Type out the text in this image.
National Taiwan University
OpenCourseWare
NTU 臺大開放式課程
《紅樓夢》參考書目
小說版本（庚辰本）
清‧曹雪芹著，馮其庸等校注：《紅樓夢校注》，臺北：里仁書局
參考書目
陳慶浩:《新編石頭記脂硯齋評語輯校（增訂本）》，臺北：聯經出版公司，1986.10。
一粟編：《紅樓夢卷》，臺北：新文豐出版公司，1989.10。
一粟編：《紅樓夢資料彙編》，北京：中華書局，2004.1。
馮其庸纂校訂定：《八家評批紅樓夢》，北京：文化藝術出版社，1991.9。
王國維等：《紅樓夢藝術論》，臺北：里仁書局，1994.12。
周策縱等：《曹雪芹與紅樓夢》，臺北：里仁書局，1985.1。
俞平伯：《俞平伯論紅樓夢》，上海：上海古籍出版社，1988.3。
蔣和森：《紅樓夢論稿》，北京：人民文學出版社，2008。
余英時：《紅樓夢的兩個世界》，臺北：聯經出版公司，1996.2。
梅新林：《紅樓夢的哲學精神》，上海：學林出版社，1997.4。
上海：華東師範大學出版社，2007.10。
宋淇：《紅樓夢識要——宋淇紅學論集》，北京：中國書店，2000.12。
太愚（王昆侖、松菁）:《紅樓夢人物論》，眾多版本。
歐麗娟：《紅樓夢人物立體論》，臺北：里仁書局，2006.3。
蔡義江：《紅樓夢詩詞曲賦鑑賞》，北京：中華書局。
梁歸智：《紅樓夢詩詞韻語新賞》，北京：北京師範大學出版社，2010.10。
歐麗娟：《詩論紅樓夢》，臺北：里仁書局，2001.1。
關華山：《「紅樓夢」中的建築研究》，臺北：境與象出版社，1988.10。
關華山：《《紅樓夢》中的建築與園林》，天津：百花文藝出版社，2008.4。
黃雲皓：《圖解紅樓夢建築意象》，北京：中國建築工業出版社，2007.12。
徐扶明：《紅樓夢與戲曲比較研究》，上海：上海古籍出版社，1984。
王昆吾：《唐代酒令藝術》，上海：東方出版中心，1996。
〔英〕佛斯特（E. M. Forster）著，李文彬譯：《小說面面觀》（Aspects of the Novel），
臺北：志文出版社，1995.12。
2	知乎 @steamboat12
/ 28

━━━━━━━━

— What you need to do —
Copy out all lines that carry the word "里仁書局".

— Response to the task —
清‧曹雪芹著，馮其庸等校注：《紅樓夢校注》，臺北：里仁書局
王國維等：《紅樓夢藝術論》，臺北：里仁書局，1994.12。
周策縱等：《曹雪芹與紅樓夢》，臺北：里仁書局，1985.1。
歐麗娟：《紅樓夢人物立體論》，臺北：里仁書局，2006.3。
歐麗娟：《詩論紅樓夢》，臺北：里仁書局，2001.1。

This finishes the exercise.